What the task asks: Count every line that includes the string "Этап" in the entries that follow. Nothing besides the number is needed.

━━━━━━━━━━━━━━━━

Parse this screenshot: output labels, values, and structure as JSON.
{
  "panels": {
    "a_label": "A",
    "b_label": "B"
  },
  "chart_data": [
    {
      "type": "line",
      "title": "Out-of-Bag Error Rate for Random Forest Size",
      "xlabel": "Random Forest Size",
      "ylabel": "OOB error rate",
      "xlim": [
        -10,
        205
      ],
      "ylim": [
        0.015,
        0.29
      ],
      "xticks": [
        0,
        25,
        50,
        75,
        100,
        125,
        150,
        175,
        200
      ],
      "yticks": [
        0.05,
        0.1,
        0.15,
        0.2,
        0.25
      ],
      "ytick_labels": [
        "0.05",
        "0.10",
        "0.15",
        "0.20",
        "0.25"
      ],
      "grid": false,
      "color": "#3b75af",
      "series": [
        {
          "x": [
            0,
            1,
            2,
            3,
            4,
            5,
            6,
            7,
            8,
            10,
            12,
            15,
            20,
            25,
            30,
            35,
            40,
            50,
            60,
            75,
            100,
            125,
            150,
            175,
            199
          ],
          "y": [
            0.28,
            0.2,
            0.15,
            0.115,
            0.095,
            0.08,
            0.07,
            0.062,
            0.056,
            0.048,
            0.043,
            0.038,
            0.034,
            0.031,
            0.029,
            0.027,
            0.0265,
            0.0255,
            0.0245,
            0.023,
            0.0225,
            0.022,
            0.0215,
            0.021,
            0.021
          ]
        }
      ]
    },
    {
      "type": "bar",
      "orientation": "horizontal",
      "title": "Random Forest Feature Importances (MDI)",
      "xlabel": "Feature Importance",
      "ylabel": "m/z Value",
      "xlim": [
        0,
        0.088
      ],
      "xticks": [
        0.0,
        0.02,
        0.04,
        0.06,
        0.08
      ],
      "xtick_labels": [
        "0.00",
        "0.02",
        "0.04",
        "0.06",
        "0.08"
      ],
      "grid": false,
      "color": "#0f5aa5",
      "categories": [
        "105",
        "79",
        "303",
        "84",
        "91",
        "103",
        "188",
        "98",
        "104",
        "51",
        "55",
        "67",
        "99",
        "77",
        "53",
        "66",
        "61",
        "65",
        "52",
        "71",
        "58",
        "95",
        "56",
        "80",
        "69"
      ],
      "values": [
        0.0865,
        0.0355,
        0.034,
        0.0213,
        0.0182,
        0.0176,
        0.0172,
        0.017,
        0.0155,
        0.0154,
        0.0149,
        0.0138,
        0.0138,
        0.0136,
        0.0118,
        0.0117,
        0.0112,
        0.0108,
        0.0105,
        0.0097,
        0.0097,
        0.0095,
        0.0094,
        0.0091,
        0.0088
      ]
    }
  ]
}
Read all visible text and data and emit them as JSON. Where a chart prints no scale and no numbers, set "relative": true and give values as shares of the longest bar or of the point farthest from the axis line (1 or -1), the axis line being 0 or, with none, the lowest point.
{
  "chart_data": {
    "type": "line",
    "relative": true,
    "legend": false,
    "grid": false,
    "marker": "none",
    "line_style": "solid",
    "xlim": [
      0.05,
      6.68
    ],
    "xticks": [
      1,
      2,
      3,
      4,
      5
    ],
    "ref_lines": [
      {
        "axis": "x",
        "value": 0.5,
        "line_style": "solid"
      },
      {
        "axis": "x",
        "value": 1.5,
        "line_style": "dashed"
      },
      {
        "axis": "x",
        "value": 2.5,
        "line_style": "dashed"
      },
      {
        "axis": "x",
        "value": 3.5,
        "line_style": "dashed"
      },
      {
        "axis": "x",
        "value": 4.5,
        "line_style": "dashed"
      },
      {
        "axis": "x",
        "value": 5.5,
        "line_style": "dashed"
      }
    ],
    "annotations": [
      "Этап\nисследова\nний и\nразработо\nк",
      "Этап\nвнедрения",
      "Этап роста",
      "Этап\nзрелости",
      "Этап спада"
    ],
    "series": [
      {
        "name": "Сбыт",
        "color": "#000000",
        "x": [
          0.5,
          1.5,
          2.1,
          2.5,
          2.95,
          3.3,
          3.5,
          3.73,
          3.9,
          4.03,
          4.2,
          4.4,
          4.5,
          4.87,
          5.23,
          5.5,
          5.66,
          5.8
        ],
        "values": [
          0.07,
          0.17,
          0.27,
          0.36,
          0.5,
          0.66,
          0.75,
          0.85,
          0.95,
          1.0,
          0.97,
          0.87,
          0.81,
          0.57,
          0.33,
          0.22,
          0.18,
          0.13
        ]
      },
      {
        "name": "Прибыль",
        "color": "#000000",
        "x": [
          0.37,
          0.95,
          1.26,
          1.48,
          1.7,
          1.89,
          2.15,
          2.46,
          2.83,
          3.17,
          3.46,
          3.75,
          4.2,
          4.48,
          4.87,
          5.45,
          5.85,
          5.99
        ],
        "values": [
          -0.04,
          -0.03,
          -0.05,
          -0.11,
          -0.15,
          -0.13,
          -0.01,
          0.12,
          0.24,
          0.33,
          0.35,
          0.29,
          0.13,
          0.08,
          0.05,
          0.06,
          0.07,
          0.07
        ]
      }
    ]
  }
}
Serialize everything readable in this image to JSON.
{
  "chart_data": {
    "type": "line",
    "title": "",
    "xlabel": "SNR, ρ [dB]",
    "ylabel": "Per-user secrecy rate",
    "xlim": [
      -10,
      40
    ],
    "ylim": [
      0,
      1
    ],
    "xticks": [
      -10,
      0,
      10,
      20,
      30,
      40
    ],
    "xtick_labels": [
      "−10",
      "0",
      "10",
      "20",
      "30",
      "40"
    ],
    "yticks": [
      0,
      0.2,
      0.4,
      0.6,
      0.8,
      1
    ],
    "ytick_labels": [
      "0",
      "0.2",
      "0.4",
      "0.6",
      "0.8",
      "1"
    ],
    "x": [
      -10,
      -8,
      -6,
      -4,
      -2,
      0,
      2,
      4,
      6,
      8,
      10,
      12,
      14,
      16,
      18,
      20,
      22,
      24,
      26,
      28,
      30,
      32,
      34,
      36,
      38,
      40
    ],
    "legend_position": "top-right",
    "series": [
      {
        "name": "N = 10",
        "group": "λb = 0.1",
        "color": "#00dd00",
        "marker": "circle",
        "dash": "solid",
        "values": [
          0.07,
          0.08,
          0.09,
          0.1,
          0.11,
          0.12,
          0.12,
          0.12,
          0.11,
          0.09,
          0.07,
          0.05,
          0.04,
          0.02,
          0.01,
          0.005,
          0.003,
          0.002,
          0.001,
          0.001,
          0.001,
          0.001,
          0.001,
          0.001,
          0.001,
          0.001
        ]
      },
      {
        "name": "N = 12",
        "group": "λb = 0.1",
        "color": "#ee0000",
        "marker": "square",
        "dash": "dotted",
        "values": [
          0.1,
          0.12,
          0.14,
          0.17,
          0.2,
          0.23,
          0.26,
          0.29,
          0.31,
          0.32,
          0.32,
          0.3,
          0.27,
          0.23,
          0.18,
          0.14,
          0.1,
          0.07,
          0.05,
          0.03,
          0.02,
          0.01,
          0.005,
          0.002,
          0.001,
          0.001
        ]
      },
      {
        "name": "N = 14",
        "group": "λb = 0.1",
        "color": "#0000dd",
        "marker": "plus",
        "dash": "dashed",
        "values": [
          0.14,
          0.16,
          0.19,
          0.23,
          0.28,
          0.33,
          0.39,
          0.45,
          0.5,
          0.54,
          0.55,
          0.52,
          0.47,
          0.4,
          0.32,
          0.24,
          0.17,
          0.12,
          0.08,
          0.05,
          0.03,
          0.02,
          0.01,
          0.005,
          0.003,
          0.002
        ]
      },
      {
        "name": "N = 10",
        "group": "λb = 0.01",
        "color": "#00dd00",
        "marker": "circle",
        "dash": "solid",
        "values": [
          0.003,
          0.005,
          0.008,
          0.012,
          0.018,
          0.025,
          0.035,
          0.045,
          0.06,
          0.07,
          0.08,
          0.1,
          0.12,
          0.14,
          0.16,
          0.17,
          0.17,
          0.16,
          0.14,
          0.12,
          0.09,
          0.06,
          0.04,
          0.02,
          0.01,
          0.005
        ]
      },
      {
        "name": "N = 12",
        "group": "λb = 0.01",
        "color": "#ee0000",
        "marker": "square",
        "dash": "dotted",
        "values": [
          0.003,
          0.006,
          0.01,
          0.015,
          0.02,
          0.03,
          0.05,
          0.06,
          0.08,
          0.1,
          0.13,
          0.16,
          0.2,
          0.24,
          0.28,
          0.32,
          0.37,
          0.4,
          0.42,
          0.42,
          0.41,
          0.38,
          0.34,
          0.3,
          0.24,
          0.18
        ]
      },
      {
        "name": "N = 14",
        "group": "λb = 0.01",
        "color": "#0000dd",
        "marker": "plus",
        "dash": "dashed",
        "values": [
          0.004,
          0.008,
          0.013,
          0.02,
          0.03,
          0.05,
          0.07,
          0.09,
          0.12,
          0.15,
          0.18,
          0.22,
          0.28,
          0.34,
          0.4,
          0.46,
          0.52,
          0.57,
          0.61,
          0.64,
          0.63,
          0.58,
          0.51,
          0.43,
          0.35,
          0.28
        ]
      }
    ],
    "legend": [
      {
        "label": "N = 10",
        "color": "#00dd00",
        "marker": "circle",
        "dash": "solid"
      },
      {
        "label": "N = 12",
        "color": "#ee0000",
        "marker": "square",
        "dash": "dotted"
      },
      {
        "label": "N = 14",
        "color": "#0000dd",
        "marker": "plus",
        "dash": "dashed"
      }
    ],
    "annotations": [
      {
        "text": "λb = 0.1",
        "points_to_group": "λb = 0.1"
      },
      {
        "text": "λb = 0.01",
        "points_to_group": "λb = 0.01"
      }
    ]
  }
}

━━━━━━━━━━━━━━━━

The reply: 5